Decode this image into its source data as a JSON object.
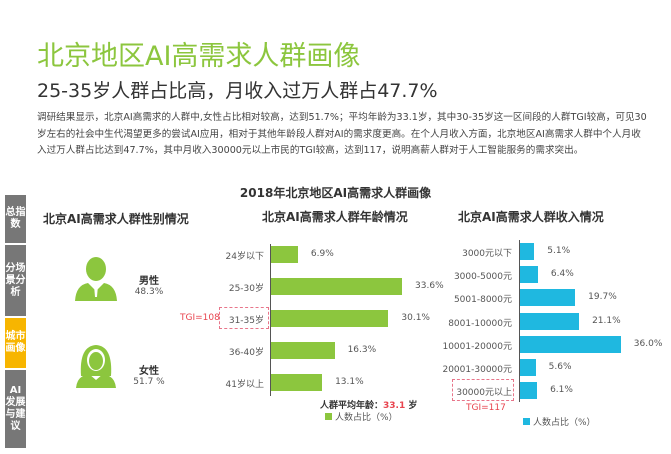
{
  "title": "北京地区AI高需求人群画像",
  "subtitle": "25-35岁人群占比高，月收入过万人群占47.7%",
  "paragraph": "调研结果显示，北京AI高需求的人群中,女性占比相对较高，达到51.7%；平均年龄为33.1岁，其中30-35岁这一区间段的人群TGI较高，可见30岁左右的社会中生代渴望更多的尝试AI应用，相对于其他年龄段人群对AI的需求度更高。在个人月收入方面，北京地区AI高需求人群中个人月收入过万人群占比达到47.7%，其中月收入30000元以上市民的TGI较高，达到117，说明高薪人群对于人工智能服务的需求突出。",
  "chart_title": "2018年北京地区AI高需求人群画像",
  "sidebar": [
    {
      "label": "总指数"
    },
    {
      "label": "分场景分析"
    },
    {
      "label": "城市画像",
      "active": true
    },
    {
      "label": "AI发展与建议"
    }
  ],
  "colors": {
    "green": "#8cc63e",
    "blue": "#1fb8e0",
    "red": "#e8454f",
    "active": "#f7b500"
  },
  "gender": {
    "title": "北京AI高需求人群性别情况",
    "male_label": "男性",
    "male_value": "48.3%",
    "female_label": "女性",
    "female_value": "51.7 %"
  },
  "chart_data": [
    {
      "type": "bar",
      "title": "北京AI高需求人群年龄情况",
      "categories": [
        "24岁以下",
        "25-30岁",
        "31-35岁",
        "36-40岁",
        "41岁以上"
      ],
      "values": [
        6.9,
        33.6,
        30.1,
        16.3,
        13.1
      ],
      "value_labels": [
        "6.9%",
        "33.6%",
        "30.1%",
        "16.3%",
        "13.1%"
      ],
      "legend": "人数占比（%）",
      "annotation": "TGI=108",
      "avg_label": "人群平均年龄：",
      "avg_value": "33.1",
      "avg_unit": "岁"
    },
    {
      "type": "bar",
      "title": "北京AI高需求人群收入情况",
      "categories": [
        "3000元以下",
        "3000-5000元",
        "5001-8000元",
        "8001-10000元",
        "10001-20000元",
        "20001-30000元",
        "30000元以上"
      ],
      "values": [
        5.1,
        6.4,
        19.7,
        21.1,
        36.0,
        5.6,
        6.1
      ],
      "value_labels": [
        "5.1%",
        "6.4%",
        "19.7%",
        "21.1%",
        "36.0%",
        "5.6%",
        "6.1%"
      ],
      "legend": "人数占比（%）",
      "annotation": "TGI=117"
    }
  ]
}
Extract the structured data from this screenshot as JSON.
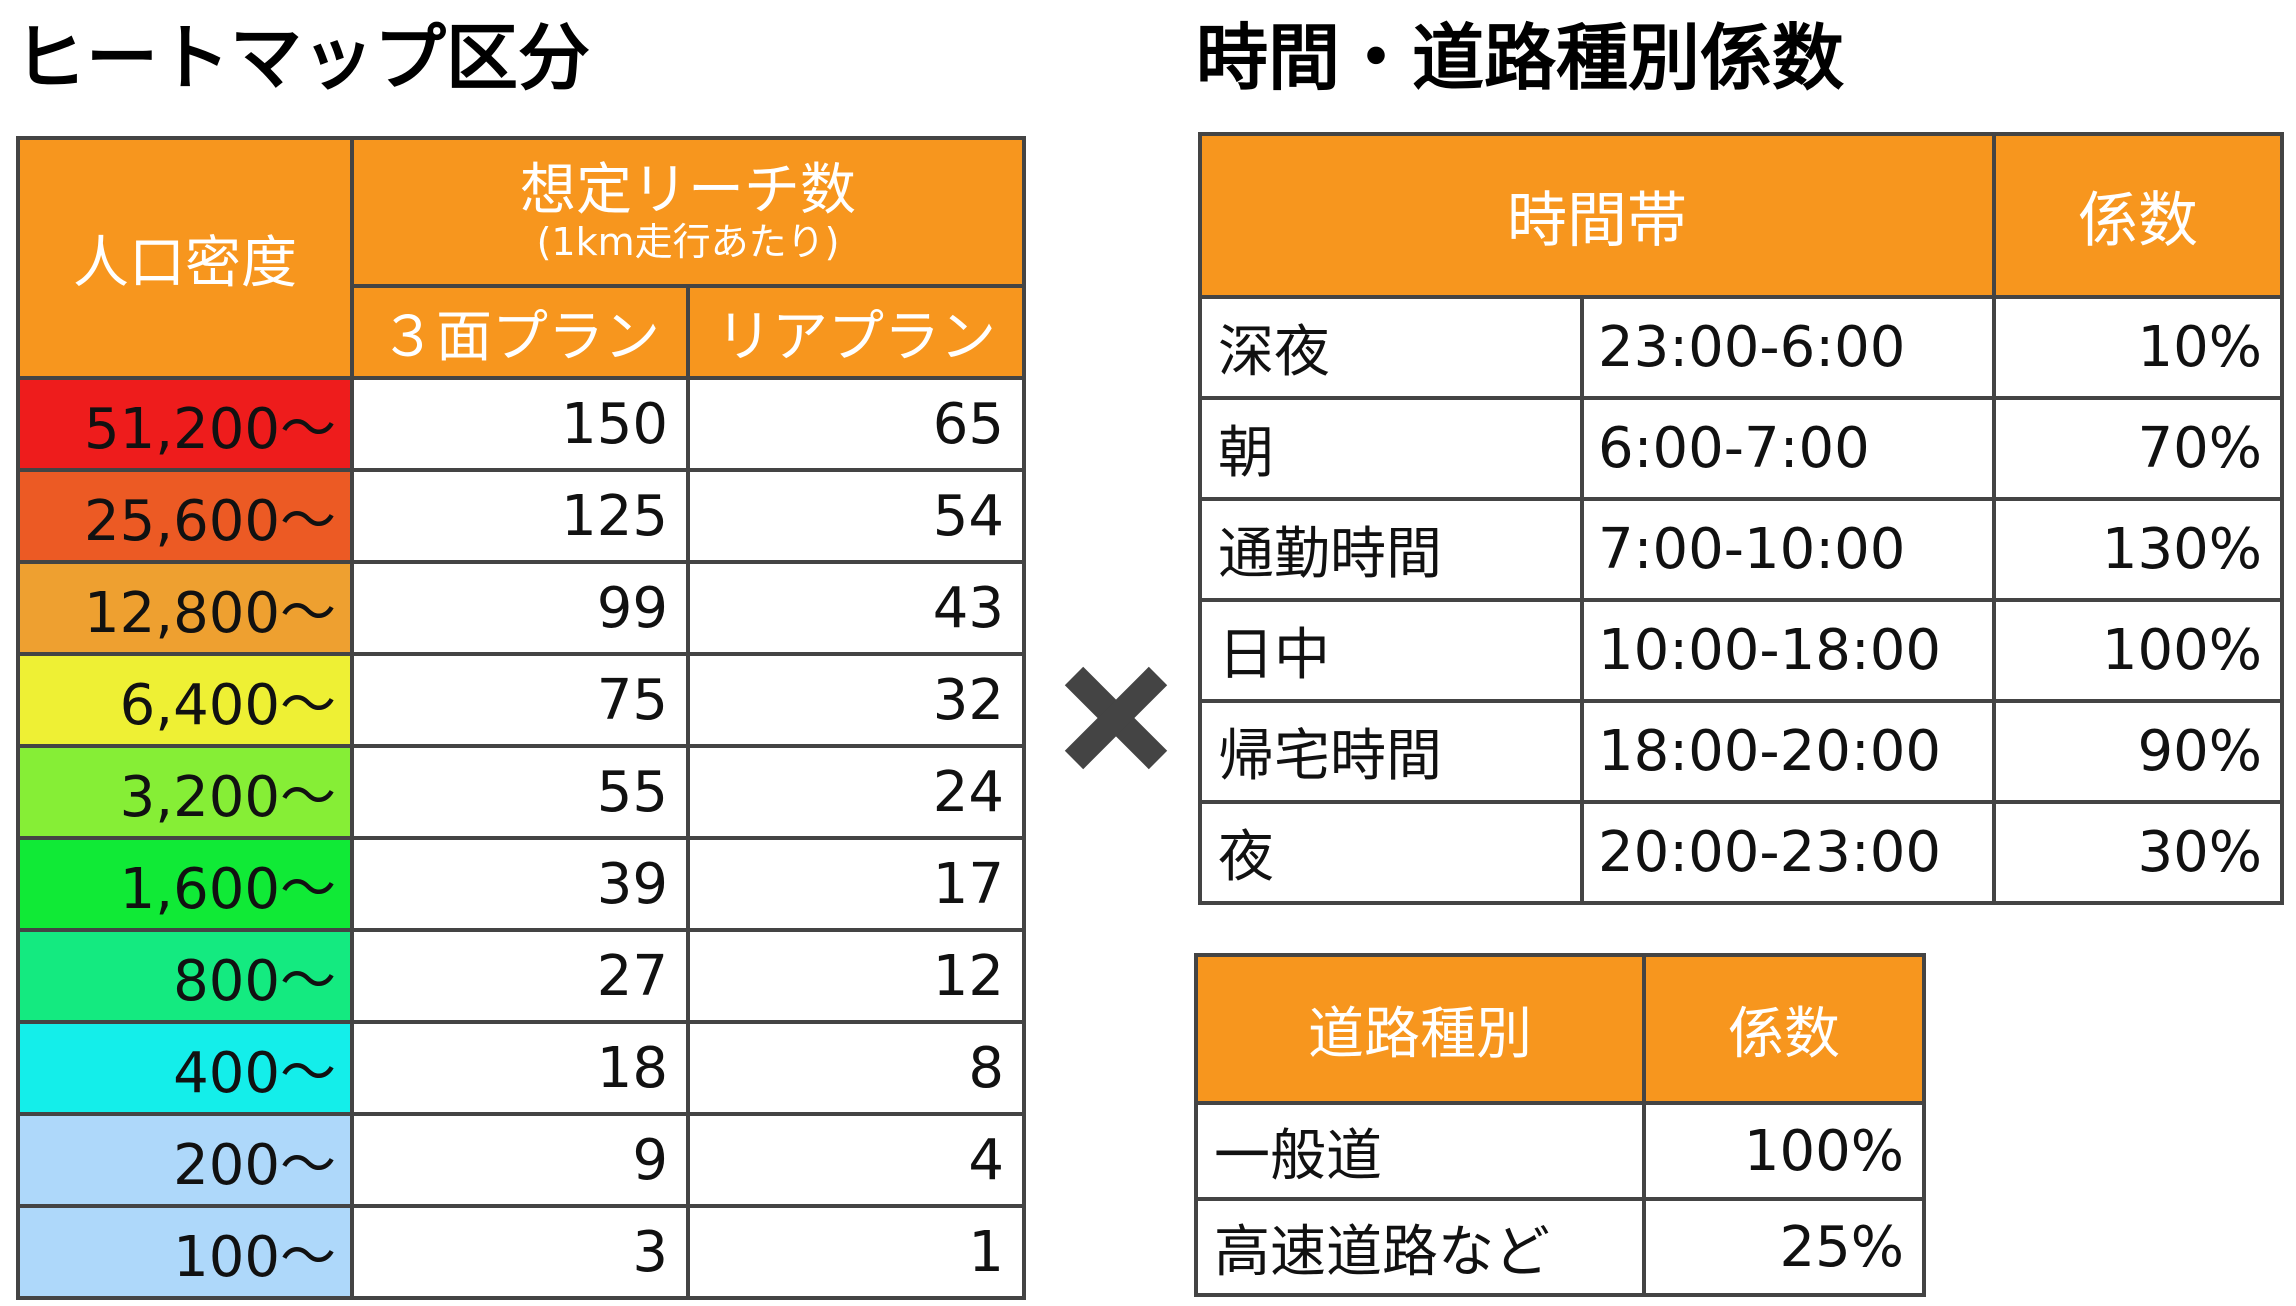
{
  "left_title": "ヒートマップ区分",
  "right_title": "時間・道路種別係数",
  "heatmap": {
    "header_density": "人口密度",
    "header_reach": "想定リーチ数",
    "header_reach_sub": "(1km走行あたり)",
    "header_plan3": "３面プラン",
    "header_rear": "リアプラン",
    "rows": [
      {
        "density": "51,200〜",
        "plan3": "150",
        "rear": "65",
        "color": "#ee1c1c"
      },
      {
        "density": "25,600〜",
        "plan3": "125",
        "rear": "54",
        "color": "#ec5a24"
      },
      {
        "density": "12,800〜",
        "plan3": "99",
        "rear": "43",
        "color": "#eea030"
      },
      {
        "density": "6,400〜",
        "plan3": "75",
        "rear": "32",
        "color": "#eef034"
      },
      {
        "density": "3,200〜",
        "plan3": "55",
        "rear": "24",
        "color": "#86ee36"
      },
      {
        "density": "1,600〜",
        "plan3": "39",
        "rear": "17",
        "color": "#10ea36"
      },
      {
        "density": "800〜",
        "plan3": "27",
        "rear": "12",
        "color": "#14ea80"
      },
      {
        "density": "400〜",
        "plan3": "18",
        "rear": "8",
        "color": "#14eeea"
      },
      {
        "density": "200〜",
        "plan3": "9",
        "rear": "4",
        "color": "#aed8fa"
      },
      {
        "density": "100〜",
        "plan3": "3",
        "rear": "1",
        "color": "#aed8fa"
      }
    ]
  },
  "multiply_icon": "times-icon",
  "time_table": {
    "header_time": "時間帯",
    "header_coef": "係数",
    "rows": [
      {
        "name": "深夜",
        "range": "23:00-6:00",
        "coef": "10%"
      },
      {
        "name": "朝",
        "range": "6:00-7:00",
        "coef": "70%"
      },
      {
        "name": "通勤時間",
        "range": "7:00-10:00",
        "coef": "130%"
      },
      {
        "name": "日中",
        "range": "10:00-18:00",
        "coef": "100%"
      },
      {
        "name": "帰宅時間",
        "range": "18:00-20:00",
        "coef": "90%"
      },
      {
        "name": "夜",
        "range": "20:00-23:00",
        "coef": "30%"
      }
    ]
  },
  "road_table": {
    "header_road": "道路種別",
    "header_coef": "係数",
    "rows": [
      {
        "name": "一般道",
        "coef": "100%"
      },
      {
        "name": "高速道路など",
        "coef": "25%"
      }
    ]
  }
}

## Task description
Check each line of the records for "range" and copy the ones that contain it.

## Correct result
        "range": "23:00-6:00",
        "range": "6:00-7:00",
        "range": "7:00-10:00",
        "range": "10:00-18:00",
        "range": "18:00-20:00",
        "range": "20:00-23:00",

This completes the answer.